- _Records for the exercise_
+-------+
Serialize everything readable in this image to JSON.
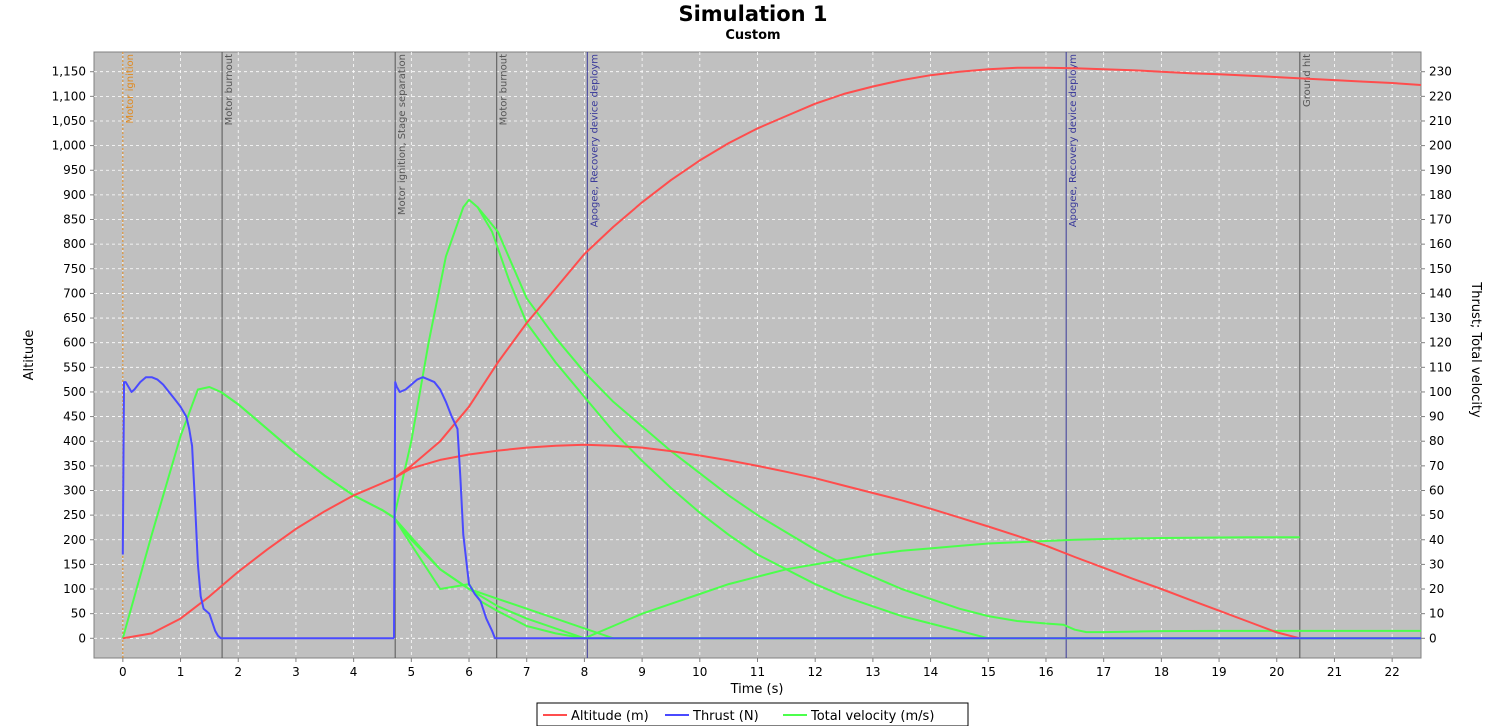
{
  "chart_data": {
    "type": "line",
    "title": "Simulation 1",
    "subtitle": "Custom",
    "xlabel": "Time (s)",
    "ylabel_left": "Altitude",
    "ylabel_right": "Thrust; Total velocity",
    "xlim": [
      -0.5,
      22.5
    ],
    "ylim_left": [
      -40,
      1190
    ],
    "ylim_right": [
      -8,
      238
    ],
    "x_ticks": [
      0,
      1,
      2,
      3,
      4,
      5,
      6,
      7,
      8,
      9,
      10,
      11,
      12,
      13,
      14,
      15,
      16,
      17,
      18,
      19,
      20,
      21,
      22
    ],
    "y_left_ticks": [
      0,
      50,
      100,
      150,
      200,
      250,
      300,
      350,
      400,
      450,
      500,
      550,
      600,
      650,
      700,
      750,
      800,
      850,
      900,
      950,
      1000,
      1050,
      1100,
      1150
    ],
    "y_left_tick_labels": [
      "0",
      "50",
      "100",
      "150",
      "200",
      "250",
      "300",
      "350",
      "400",
      "450",
      "500",
      "550",
      "600",
      "650",
      "700",
      "750",
      "800",
      "850",
      "900",
      "950",
      "1,000",
      "1,050",
      "1,100",
      "1,150"
    ],
    "y_right_ticks": [
      0,
      10,
      20,
      30,
      40,
      50,
      60,
      70,
      80,
      90,
      100,
      110,
      120,
      130,
      140,
      150,
      160,
      170,
      180,
      190,
      200,
      210,
      220,
      230
    ],
    "grid": true,
    "background": "#c0c0c0",
    "legend_position": "bottom",
    "series": [
      {
        "name": "Altitude (m)",
        "axis": "left",
        "color": "#ff4d4d",
        "x": [
          0,
          0.5,
          1,
          1.5,
          2,
          2.5,
          3,
          3.5,
          4,
          4.5,
          4.7
        ],
        "y": [
          0,
          10,
          40,
          85,
          135,
          180,
          222,
          258,
          290,
          315,
          325
        ]
      },
      {
        "name": "Altitude (m)",
        "axis": "left",
        "color": "#ff4d4d",
        "x": [
          4.7,
          5,
          5.5,
          6,
          6.5,
          7,
          7.5,
          8,
          8.5,
          9,
          9.5,
          10,
          10.5,
          11,
          11.5,
          12,
          12.5,
          13,
          13.5,
          14,
          14.5,
          15,
          15.5,
          16,
          16.5,
          17,
          17.5,
          18,
          18.5,
          19,
          19.5,
          20,
          20.5,
          21,
          21.5,
          22,
          22.5
        ],
        "y": [
          325,
          350,
          400,
          470,
          560,
          640,
          710,
          780,
          835,
          885,
          930,
          970,
          1005,
          1035,
          1060,
          1085,
          1105,
          1120,
          1133,
          1143,
          1150,
          1155,
          1158,
          1158,
          1157,
          1155,
          1153,
          1150,
          1147,
          1145,
          1142,
          1139,
          1136,
          1133,
          1130,
          1127,
          1123
        ]
      },
      {
        "name": "Altitude (m)",
        "axis": "left",
        "color": "#ff4d4d",
        "x": [
          4.7,
          5,
          5.5,
          6,
          6.5,
          7,
          7.5,
          8,
          8.5,
          9,
          9.5,
          10,
          10.5,
          11,
          11.5,
          12,
          12.5,
          13,
          13.5,
          14,
          14.5,
          15,
          15.5,
          16,
          16.5,
          17,
          17.5,
          18,
          18.5,
          19,
          19.5,
          20,
          20.4
        ],
        "y": [
          325,
          345,
          362,
          373,
          381,
          387,
          391,
          393,
          391,
          387,
          380,
          371,
          361,
          350,
          338,
          325,
          310,
          295,
          280,
          263,
          245,
          227,
          208,
          188,
          165,
          143,
          121,
          100,
          78,
          56,
          34,
          12,
          0
        ]
      },
      {
        "name": "Thrust (N)",
        "axis": "right",
        "color": "#4a4aff",
        "x": [
          0,
          0.02,
          0.05,
          0.1,
          0.15,
          0.2,
          0.3,
          0.4,
          0.5,
          0.6,
          0.7,
          0.8,
          0.9,
          1,
          1.1,
          1.15,
          1.2,
          1.25,
          1.3,
          1.35,
          1.4,
          1.5,
          1.6,
          1.65,
          1.7,
          2,
          3,
          4,
          4.7
        ],
        "y": [
          34,
          104,
          104,
          102,
          100,
          101,
          104,
          106,
          106,
          105,
          103,
          100,
          97,
          94,
          90,
          85,
          78,
          55,
          30,
          17,
          12,
          10,
          3,
          1,
          0,
          0,
          0,
          0,
          0
        ]
      },
      {
        "name": "Thrust (N)",
        "axis": "right",
        "color": "#4a4aff",
        "x": [
          4.7,
          4.72,
          4.75,
          4.8,
          4.9,
          5,
          5.1,
          5.2,
          5.3,
          5.4,
          5.5,
          5.6,
          5.7,
          5.8,
          5.85,
          5.9,
          6,
          6.1,
          6.2,
          6.3,
          6.4,
          6.45,
          6.5,
          7,
          8,
          10,
          12,
          14,
          16,
          18,
          20,
          22,
          22.5
        ],
        "y": [
          0,
          104,
          102,
          100,
          101,
          103,
          105,
          106,
          105,
          104,
          101,
          96,
          90,
          85,
          65,
          42,
          22,
          18,
          15,
          8,
          3,
          0,
          0,
          0,
          0,
          0,
          0,
          0,
          0,
          0,
          0,
          0,
          0
        ]
      },
      {
        "name": "Total velocity (m/s)",
        "axis": "right",
        "color": "#4cff4c",
        "x": [
          0,
          0.5,
          1,
          1.3,
          1.5,
          1.7,
          2,
          2.5,
          3,
          3.5,
          4,
          4.5,
          4.7,
          5,
          5.5,
          6,
          6.2,
          6.5,
          7,
          7.5,
          8,
          8.5,
          9,
          9.5,
          10,
          10.5,
          11,
          11.5,
          12,
          12.5,
          13,
          13.5,
          14,
          14.5,
          15,
          15.5,
          16,
          16.3,
          16.5,
          16.7,
          17,
          18,
          19,
          20,
          21,
          22,
          22.5
        ],
        "y": [
          0,
          42,
          82,
          101,
          102,
          100,
          95,
          85,
          75,
          66,
          58,
          52,
          49,
          38,
          20,
          22,
          15,
          11,
          5,
          2,
          0,
          0,
          0,
          0,
          0,
          0,
          0,
          0,
          0,
          0,
          0,
          0,
          0,
          0,
          0,
          0,
          0,
          0,
          0,
          0,
          0,
          0,
          0,
          0,
          0,
          0,
          0
        ]
      },
      {
        "name": "Total velocity (m/s)",
        "axis": "right",
        "color": "#4cff4c",
        "x": [
          4.7,
          5,
          5.3,
          5.6,
          5.9,
          6,
          6.15,
          6.4,
          6.7,
          7,
          7.5,
          8,
          8.5,
          9,
          9.5,
          10,
          10.5,
          11,
          11.5,
          12,
          12.5,
          13,
          13.5,
          14,
          14.5,
          15,
          15.5,
          16,
          16.3,
          16.5,
          16.7,
          17,
          18,
          19,
          20,
          21,
          22,
          22.5
        ],
        "y": [
          49,
          80,
          120,
          155,
          175,
          178,
          175,
          165,
          145,
          128,
          112,
          98,
          84,
          72,
          61,
          51,
          42,
          34,
          28,
          22,
          17,
          13,
          9,
          6,
          3,
          0,
          0,
          0,
          0,
          0,
          0,
          0,
          0,
          0,
          0,
          0,
          0,
          0
        ]
      },
      {
        "name": "Total velocity (m/s)",
        "axis": "right",
        "color": "#4cff4c",
        "x": [
          4.7,
          5,
          5.5,
          6,
          6.5,
          7,
          7.5,
          8
        ],
        "y": [
          49,
          40,
          28,
          20,
          13,
          8,
          4,
          0
        ]
      },
      {
        "name": "Total velocity (m/s)",
        "axis": "right",
        "color": "#4cff4c",
        "x": [
          8,
          8.5,
          9,
          9.5,
          10,
          10.5,
          11,
          11.5,
          12,
          12.5,
          13,
          13.5,
          14,
          14.5,
          15,
          15.5,
          16,
          16.5,
          17,
          17.5,
          18,
          18.5,
          19,
          19.5,
          20,
          20.4
        ],
        "y": [
          0,
          5,
          10,
          14,
          18,
          22,
          25,
          28,
          30,
          32,
          34,
          35.5,
          36.5,
          37.5,
          38.5,
          39,
          39.5,
          40,
          40.3,
          40.5,
          40.7,
          40.8,
          40.9,
          41,
          41,
          41
        ]
      },
      {
        "name": "Total velocity (m/s)",
        "axis": "right",
        "color": "#4cff4c",
        "x": [
          1.7,
          2,
          2.5,
          3,
          3.5,
          4,
          4.5,
          4.7,
          5,
          5.5,
          6,
          6.5,
          7,
          7.5,
          8,
          8.5,
          9,
          9.5,
          10,
          10.5,
          11,
          11.5,
          12,
          12.5,
          13,
          13.5,
          14,
          14.5,
          15,
          15.5,
          16,
          16.3,
          16.5,
          16.8,
          17,
          18,
          19,
          20,
          21,
          22,
          22.5
        ],
        "y": [
          100,
          95,
          85,
          75,
          66,
          58,
          52,
          49,
          41,
          28,
          20,
          16,
          12,
          8,
          4,
          0,
          0,
          0,
          0,
          0,
          0,
          0,
          0,
          0,
          0,
          0,
          0,
          0,
          0,
          0,
          0,
          0,
          0,
          0,
          0,
          0,
          0,
          0,
          0,
          0,
          0
        ]
      },
      {
        "name": "Total velocity (m/s)",
        "axis": "right",
        "color": "#4cff4c",
        "x": [
          6.15,
          6.5,
          7,
          7.5,
          8,
          8.5,
          9,
          9.5,
          10,
          10.5,
          11,
          11.5,
          12,
          12.5,
          13,
          13.5,
          14,
          14.5,
          15,
          15.5,
          16,
          16.3,
          16.5,
          16.7,
          17,
          17.5,
          18,
          19,
          20,
          21,
          22,
          22.5
        ],
        "y": [
          175,
          165,
          138,
          122,
          108,
          96,
          86,
          76,
          67,
          58,
          50,
          43,
          36,
          30,
          25,
          20,
          16,
          12,
          9,
          7,
          6,
          5.5,
          3.5,
          2.5,
          2.5,
          2.7,
          2.9,
          3,
          3,
          3,
          3,
          3
        ]
      }
    ],
    "events": [
      {
        "x": 0,
        "label": "Motor ignition",
        "color": "#e08a20",
        "dashed": true
      },
      {
        "x": 1.72,
        "label": "Motor burnout",
        "color": "#555555"
      },
      {
        "x": 4.72,
        "label": "Motor ignition, Stage separation",
        "color": "#555555"
      },
      {
        "x": 6.48,
        "label": "Motor burnout",
        "color": "#555555"
      },
      {
        "x": 8.05,
        "label": "Apogee, Recovery device deploym",
        "color": "#3a3a9a"
      },
      {
        "x": 16.35,
        "label": "Apogee, Recovery device deploym",
        "color": "#3a3a9a"
      },
      {
        "x": 20.4,
        "label": "Ground hit",
        "color": "#555555"
      }
    ],
    "legend": [
      {
        "label": "Altitude (m)",
        "color": "#ff4d4d"
      },
      {
        "label": "Thrust (N)",
        "color": "#4a4aff"
      },
      {
        "label": "Total velocity (m/s)",
        "color": "#4cff4c"
      }
    ]
  }
}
+-------+
- _Exercise aim_
Extract all lines containing the word "Thrust".

- _Solution to this exercise_
    "ylabel_right": "Thrust; Total velocity",
        "name": "Thrust (N)",
        "name": "Thrust (N)",
        "label": "Thrust (N)",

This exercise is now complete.